▸ Set exercise: Search the records for the word "from" and report each line that has it.

▸ Extracted information:
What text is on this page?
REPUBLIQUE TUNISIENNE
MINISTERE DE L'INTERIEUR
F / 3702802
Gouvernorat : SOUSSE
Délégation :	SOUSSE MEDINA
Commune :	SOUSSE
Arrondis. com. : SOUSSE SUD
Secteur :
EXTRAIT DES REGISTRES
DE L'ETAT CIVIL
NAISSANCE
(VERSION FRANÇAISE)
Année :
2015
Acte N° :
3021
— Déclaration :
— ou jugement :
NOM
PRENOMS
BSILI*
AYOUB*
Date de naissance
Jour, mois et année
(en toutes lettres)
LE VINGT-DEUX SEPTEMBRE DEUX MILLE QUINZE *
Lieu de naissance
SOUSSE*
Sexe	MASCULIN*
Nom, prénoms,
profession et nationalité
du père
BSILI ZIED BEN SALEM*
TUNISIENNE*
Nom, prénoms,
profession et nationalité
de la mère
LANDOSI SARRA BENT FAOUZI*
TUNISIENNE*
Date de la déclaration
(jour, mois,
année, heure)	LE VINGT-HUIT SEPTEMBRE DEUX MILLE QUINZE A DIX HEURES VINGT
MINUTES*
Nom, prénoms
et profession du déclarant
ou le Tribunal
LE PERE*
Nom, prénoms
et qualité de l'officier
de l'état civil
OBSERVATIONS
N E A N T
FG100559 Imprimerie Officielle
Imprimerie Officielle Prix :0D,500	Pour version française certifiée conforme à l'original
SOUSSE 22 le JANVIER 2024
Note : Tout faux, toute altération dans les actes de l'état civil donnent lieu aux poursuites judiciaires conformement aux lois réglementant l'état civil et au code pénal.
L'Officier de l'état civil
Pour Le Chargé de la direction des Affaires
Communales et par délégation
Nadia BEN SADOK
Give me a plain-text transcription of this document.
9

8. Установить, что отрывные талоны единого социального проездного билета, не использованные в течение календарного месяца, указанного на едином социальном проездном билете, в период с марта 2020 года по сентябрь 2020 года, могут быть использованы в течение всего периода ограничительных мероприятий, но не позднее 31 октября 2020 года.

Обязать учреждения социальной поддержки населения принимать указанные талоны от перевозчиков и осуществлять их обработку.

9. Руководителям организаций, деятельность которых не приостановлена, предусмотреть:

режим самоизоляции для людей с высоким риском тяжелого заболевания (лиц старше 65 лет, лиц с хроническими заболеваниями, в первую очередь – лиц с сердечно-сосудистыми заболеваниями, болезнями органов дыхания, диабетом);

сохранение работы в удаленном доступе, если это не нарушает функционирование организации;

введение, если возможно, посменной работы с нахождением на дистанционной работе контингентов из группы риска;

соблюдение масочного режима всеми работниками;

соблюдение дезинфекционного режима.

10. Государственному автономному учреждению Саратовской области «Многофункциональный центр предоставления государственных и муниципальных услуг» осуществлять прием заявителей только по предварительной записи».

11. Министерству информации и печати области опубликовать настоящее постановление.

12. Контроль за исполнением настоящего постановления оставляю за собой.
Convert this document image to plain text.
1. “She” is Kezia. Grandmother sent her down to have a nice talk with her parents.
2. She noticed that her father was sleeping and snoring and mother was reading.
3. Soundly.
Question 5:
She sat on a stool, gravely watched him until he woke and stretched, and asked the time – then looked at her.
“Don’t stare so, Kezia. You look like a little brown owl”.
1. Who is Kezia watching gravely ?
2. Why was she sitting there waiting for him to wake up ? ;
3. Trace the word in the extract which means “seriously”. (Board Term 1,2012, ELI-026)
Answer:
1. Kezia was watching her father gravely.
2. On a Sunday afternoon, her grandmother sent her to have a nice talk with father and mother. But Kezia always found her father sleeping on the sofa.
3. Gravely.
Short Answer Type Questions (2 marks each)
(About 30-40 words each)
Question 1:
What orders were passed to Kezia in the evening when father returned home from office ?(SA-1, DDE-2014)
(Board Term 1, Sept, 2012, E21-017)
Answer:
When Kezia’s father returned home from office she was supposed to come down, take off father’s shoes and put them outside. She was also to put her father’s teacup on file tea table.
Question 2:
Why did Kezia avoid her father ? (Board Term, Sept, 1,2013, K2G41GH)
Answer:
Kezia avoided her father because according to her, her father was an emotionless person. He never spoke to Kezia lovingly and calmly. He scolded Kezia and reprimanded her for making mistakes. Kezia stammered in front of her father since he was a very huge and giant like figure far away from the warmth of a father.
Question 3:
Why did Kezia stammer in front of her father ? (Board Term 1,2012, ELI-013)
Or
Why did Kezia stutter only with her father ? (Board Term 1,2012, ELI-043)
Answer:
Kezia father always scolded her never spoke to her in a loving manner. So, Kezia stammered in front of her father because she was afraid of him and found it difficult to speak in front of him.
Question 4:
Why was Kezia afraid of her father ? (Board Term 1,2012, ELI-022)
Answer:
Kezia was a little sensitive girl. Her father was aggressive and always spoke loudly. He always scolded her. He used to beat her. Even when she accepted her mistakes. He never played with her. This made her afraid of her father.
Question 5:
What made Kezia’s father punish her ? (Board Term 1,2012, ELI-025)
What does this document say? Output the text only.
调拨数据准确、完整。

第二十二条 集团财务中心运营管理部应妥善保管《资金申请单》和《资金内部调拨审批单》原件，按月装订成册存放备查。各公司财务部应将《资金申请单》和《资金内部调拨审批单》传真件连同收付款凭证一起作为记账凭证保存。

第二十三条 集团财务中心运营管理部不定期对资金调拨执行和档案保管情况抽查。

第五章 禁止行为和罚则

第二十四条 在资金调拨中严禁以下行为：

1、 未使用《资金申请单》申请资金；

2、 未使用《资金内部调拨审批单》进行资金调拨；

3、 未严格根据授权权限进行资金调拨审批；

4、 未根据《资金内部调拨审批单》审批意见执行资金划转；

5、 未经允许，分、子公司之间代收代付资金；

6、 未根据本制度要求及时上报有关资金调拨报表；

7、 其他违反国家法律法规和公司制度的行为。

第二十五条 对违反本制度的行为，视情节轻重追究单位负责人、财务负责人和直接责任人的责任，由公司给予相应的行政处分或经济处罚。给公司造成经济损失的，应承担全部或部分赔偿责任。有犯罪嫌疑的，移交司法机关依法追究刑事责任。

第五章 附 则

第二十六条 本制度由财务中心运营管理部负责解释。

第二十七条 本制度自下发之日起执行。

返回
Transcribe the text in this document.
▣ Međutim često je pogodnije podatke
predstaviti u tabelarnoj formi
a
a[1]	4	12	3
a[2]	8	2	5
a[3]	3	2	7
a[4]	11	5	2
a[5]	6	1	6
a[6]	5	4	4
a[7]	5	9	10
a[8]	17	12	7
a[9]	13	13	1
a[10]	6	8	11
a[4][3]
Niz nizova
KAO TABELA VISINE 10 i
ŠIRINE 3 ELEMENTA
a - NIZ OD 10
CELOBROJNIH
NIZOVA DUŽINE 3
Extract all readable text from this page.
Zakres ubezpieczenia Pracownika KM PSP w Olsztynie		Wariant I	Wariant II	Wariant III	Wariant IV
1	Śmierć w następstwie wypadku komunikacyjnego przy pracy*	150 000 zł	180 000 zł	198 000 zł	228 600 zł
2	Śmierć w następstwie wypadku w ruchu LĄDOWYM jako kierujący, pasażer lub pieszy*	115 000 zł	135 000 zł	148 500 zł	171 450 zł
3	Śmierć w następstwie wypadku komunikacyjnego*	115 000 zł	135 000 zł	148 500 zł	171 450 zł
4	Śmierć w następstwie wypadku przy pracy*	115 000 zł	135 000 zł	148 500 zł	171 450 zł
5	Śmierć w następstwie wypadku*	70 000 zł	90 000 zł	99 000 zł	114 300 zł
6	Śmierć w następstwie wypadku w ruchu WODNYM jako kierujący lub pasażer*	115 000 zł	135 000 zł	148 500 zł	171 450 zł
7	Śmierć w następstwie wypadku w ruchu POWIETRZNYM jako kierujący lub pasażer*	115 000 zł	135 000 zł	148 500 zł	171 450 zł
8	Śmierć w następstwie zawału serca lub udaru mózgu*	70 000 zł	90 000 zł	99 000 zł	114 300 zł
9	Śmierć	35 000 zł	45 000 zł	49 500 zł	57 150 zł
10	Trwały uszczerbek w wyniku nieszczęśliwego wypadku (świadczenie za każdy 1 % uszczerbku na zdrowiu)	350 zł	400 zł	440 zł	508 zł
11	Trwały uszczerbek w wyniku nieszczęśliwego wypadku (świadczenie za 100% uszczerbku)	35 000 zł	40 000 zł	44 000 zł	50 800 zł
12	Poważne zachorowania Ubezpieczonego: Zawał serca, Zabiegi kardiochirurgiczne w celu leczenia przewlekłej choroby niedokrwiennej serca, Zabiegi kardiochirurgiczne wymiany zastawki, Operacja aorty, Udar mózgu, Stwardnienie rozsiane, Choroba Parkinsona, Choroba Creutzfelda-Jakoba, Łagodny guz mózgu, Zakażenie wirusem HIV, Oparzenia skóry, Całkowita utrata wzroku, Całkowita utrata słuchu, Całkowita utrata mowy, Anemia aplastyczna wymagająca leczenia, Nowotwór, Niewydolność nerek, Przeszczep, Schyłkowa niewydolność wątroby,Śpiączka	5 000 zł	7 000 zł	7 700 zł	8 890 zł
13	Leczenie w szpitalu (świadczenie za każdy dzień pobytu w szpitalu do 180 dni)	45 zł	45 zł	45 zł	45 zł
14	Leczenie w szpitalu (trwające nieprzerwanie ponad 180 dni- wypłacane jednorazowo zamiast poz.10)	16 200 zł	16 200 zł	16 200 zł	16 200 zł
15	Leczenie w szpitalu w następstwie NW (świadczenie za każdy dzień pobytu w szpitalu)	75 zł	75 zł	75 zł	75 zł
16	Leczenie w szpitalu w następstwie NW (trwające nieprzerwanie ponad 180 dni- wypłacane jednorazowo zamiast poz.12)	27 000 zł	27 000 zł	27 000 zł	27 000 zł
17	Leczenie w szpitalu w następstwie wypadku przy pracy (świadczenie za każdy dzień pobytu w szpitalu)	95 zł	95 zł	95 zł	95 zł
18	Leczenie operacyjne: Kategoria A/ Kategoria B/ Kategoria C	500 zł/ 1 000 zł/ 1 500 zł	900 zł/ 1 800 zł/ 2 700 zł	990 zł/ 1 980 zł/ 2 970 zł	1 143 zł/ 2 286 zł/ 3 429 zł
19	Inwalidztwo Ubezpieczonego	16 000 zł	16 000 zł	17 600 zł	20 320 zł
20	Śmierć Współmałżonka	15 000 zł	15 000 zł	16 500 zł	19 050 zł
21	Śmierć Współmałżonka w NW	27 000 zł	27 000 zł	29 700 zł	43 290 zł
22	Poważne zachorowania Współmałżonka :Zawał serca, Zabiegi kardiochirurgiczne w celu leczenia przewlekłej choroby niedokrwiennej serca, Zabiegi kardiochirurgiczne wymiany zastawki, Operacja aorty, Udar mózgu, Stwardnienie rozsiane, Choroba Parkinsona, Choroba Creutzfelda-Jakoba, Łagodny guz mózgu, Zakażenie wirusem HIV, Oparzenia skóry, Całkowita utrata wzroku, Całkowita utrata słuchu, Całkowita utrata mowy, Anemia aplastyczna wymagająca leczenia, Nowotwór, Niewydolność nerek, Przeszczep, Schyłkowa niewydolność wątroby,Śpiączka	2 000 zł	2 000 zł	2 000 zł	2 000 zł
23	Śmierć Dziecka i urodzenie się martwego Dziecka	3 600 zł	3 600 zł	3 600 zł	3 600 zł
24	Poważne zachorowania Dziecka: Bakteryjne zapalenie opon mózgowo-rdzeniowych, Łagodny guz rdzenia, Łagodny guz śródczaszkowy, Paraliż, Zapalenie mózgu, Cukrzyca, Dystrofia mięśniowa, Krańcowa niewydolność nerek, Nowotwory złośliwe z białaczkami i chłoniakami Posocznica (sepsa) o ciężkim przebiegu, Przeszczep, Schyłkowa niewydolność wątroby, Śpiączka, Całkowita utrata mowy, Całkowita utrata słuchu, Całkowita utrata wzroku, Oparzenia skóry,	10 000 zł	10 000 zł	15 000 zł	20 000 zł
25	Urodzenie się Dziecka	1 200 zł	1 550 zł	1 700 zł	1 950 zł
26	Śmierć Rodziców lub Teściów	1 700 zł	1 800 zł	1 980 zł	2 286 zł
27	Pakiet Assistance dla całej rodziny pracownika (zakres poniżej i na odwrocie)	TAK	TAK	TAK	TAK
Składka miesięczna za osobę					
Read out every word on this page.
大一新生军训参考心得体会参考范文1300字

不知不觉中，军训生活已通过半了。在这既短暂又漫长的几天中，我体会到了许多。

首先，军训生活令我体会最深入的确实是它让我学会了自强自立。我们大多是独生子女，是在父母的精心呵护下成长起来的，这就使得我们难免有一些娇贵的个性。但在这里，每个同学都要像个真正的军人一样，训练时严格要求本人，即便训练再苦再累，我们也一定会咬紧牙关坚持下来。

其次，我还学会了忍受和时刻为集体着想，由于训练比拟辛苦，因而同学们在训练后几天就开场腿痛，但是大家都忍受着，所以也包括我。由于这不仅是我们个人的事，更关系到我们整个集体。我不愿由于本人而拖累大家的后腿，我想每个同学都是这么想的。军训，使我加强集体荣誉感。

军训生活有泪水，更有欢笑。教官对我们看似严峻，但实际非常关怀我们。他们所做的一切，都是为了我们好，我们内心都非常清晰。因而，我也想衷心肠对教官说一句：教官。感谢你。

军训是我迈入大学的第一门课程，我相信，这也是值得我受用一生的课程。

▸ Output of the task:
What orders were passed to Kezia in the evening when father returned home from office ?(SA-1, DDE-2014)
When Kezia’s father returned home from office she was supposed to come down, take off father’s shoes and put them outside. She was also to put her father’s teacup on file tea table.
Kezia avoided her father because according to her, her father was an emotionless person. He never spoke to Kezia lovingly and calmly. He scolded Kezia and reprimanded her for making mistakes. Kezia stammered in front of her father since he was a very huge and giant like figure far away from the warmth of a father.
Extract all readable text from this page.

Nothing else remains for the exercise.